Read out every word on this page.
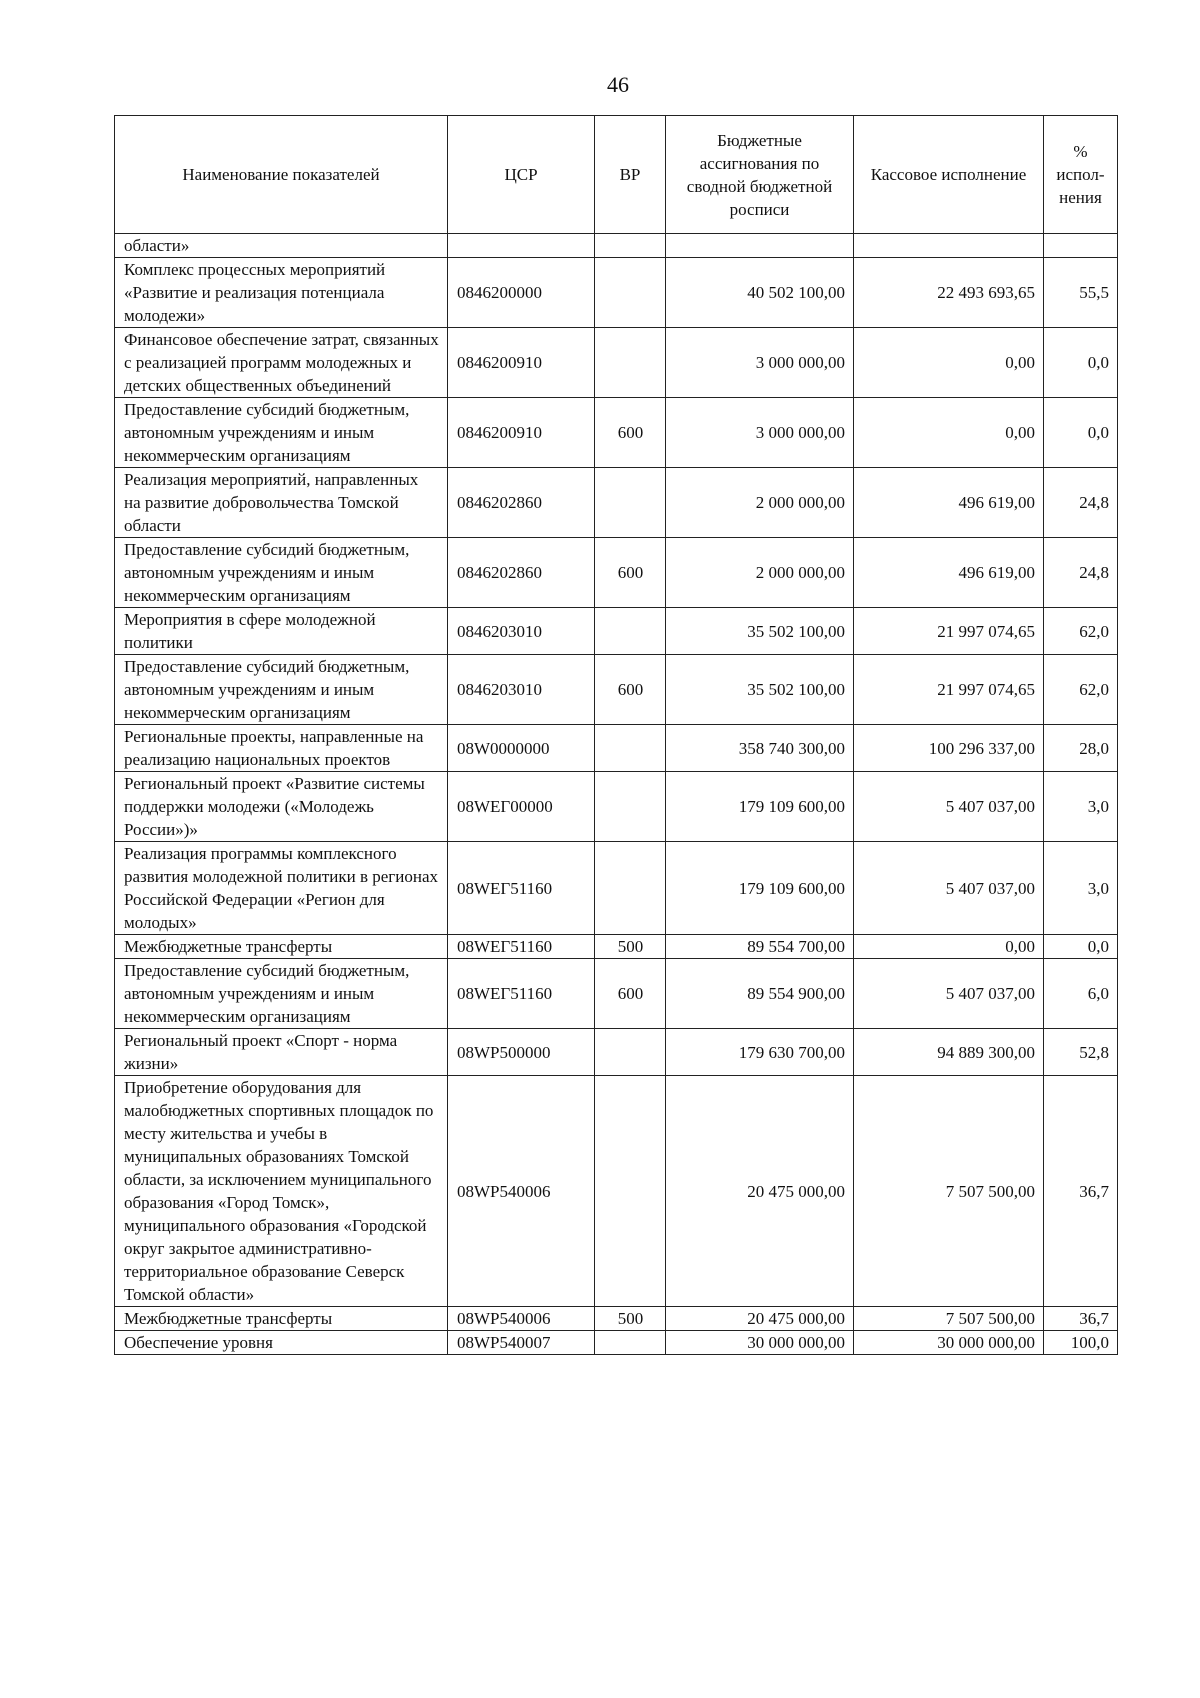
46
Наименование показателей	ЦСР	ВР	Бюджетные ассигнования по сводной бюджетной росписи	Кассовое исполнение	% испол-нения
области»					
Комплекс процессных мероприятий «Развитие и реализация потенциала молодежи»	0846200000		40 502 100,00	22 493 693,65	55,5
Финансовое обеспечение затрат, связанных с реализацией программ молодежных и детских общественных объединений	0846200910		3 000 000,00	0,00	0,0
Предоставление субсидий бюджетным, автономным учреждениям и иным некоммерческим организациям	0846200910	600	3 000 000,00	0,00	0,0
Реализация мероприятий, направленных на развитие добровольчества Томской области	0846202860		2 000 000,00	496 619,00	24,8
Предоставление субсидий бюджетным, автономным учреждениям и иным некоммерческим организациям	0846202860	600	2 000 000,00	496 619,00	24,8
Мероприятия в сфере молодежной политики	0846203010		35 502 100,00	21 997 074,65	62,0
Предоставление субсидий бюджетным, автономным учреждениям и иным некоммерческим организациям	0846203010	600	35 502 100,00	21 997 074,65	62,0
Региональные проекты, направленные на реализацию национальных проектов	08W0000000		358 740 300,00	100 296 337,00	28,0
Региональный проект «Развитие системы поддержки молодежи («Молодежь России»)»	08WEГ00000		179 109 600,00	5 407 037,00	3,0
Реализация программы комплексного развития молодежной политики в регионах Российской Федерации «Регион для молодых»	08WEГ51160		179 109 600,00	5 407 037,00	3,0
Межбюджетные трансферты	08WEГ51160	500	89 554 700,00	0,00	0,0
Предоставление субсидий бюджетным, автономным учреждениям и иным некоммерческим организациям	08WEГ51160	600	89 554 900,00	5 407 037,00	6,0
Региональный проект «Спорт - норма жизни»	08WP500000		179 630 700,00	94 889 300,00	52,8
Приобретение оборудования для малобюджетных спортивных площадок по месту жительства и учебы в муниципальных образованиях Томской области, за исключением муниципального образования «Город Томск», муниципального образования «Городской округ закрытое административно-территориальное образование Северск Томской области»	08WP540006		20 475 000,00	7 507 500,00	36,7
Межбюджетные трансферты	08WP540006	500	20 475 000,00	7 507 500,00	36,7
Обеспечение уровня	08WP540007		30 000 000,00	30 000 000,00	100,0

- [Exercise directions]: Write out the entries again, exactly as given, skipping any images.

- [Answer below]:
Read out every word on this page.
46
Наименование показателей	ЦСР	ВР	Бюджетные ассигнования по сводной бюджетной росписи	Кассовое исполнение	% испол-нения
области»					
Комплекс процессных мероприятий «Развитие и реализация потенциала молодежи»	0846200000		40 502 100,00	22 493 693,65	55,5
Финансовое обеспечение затрат, связанных с реализацией программ молодежных и детских общественных объединений	0846200910		3 000 000,00	0,00	0,0
Предоставление субсидий бюджетным, автономным учреждениям и иным некоммерческим организациям	0846200910	600	3 000 000,00	0,00	0,0
Реализация мероприятий, направленных на развитие добровольчества Томской области	0846202860		2 000 000,00	496 619,00	24,8
Предоставление субсидий бюджетным, автономным учреждениям и иным некоммерческим организациям	0846202860	600	2 000 000,00	496 619,00	24,8
Мероприятия в сфере молодежной политики	0846203010		35 502 100,00	21 997 074,65	62,0
Предоставление субсидий бюджетным, автономным учреждениям и иным некоммерческим организациям	0846203010	600	35 502 100,00	21 997 074,65	62,0
Региональные проекты, направленные на реализацию национальных проектов	08W0000000		358 740 300,00	100 296 337,00	28,0
Региональный проект «Развитие системы поддержки молодежи («Молодежь России»)»	08WEГ00000		179 109 600,00	5 407 037,00	3,0
Реализация программы комплексного развития молодежной политики в регионах Российской Федерации «Регион для молодых»	08WEГ51160		179 109 600,00	5 407 037,00	3,0
Межбюджетные трансферты	08WEГ51160	500	89 554 700,00	0,00	0,0
Предоставление субсидий бюджетным, автономным учреждениям и иным некоммерческим организациям	08WEГ51160	600	89 554 900,00	5 407 037,00	6,0
Региональный проект «Спорт - норма жизни»	08WP500000		179 630 700,00	94 889 300,00	52,8
Приобретение оборудования для малобюджетных спортивных площадок по месту жительства и учебы в муниципальных образованиях Томской области, за исключением муниципального образования «Город Томск», муниципального образования «Городской округ закрытое административно-территориальное образование Северск Томской области»	08WP540006		20 475 000,00	7 507 500,00	36,7
Межбюджетные трансферты	08WP540006	500	20 475 000,00	7 507 500,00	36,7
Обеспечение уровня	08WP540007		30 000 000,00	30 000 000,00	100,0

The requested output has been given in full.